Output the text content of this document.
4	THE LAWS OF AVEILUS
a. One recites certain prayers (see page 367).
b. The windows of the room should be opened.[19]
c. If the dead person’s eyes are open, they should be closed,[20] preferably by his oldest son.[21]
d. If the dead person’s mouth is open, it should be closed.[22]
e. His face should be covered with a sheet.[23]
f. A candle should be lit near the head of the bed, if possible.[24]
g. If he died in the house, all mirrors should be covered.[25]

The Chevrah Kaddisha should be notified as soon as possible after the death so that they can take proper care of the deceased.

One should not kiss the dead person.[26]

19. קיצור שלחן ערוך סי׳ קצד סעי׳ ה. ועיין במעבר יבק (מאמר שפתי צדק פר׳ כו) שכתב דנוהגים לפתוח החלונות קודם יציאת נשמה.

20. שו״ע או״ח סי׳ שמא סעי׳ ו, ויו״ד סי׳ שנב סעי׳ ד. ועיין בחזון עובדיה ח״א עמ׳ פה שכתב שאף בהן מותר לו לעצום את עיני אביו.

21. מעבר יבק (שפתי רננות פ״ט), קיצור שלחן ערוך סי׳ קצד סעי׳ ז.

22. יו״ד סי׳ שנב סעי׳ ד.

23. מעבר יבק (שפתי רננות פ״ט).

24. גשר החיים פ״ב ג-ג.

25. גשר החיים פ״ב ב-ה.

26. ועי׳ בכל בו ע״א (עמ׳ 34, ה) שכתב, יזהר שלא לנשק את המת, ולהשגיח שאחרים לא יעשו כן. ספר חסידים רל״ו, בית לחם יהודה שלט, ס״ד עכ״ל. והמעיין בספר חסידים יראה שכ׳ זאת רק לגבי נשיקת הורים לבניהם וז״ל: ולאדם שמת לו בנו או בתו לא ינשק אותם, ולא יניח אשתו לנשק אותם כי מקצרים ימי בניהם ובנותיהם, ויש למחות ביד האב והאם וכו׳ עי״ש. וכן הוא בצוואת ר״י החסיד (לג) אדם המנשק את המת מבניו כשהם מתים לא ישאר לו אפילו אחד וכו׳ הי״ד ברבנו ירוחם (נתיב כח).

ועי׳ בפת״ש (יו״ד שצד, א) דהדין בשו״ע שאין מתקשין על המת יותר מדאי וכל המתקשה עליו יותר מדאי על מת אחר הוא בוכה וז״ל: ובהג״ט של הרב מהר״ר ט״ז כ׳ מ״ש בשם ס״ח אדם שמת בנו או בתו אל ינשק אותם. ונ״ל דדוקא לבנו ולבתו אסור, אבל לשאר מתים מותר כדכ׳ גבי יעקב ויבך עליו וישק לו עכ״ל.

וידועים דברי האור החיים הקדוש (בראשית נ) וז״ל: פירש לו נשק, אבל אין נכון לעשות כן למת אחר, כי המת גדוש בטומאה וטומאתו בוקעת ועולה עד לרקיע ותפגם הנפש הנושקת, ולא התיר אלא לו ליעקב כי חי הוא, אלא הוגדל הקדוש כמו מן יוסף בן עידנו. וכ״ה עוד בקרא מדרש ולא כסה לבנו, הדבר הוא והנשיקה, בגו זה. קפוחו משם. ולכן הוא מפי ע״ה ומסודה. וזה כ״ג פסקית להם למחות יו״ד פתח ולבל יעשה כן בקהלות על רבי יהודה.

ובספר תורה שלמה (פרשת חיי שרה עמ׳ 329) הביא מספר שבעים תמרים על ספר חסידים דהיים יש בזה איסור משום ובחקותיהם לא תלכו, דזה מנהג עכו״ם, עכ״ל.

__________________________________________________

From the entries above, collect every line with the string "possible" in it.

f. A candle should be lit near the head of the bed, if possible.[24]
The Chevrah Kaddisha should be notified as soon as possible after the death so that they can take proper care of the deceased.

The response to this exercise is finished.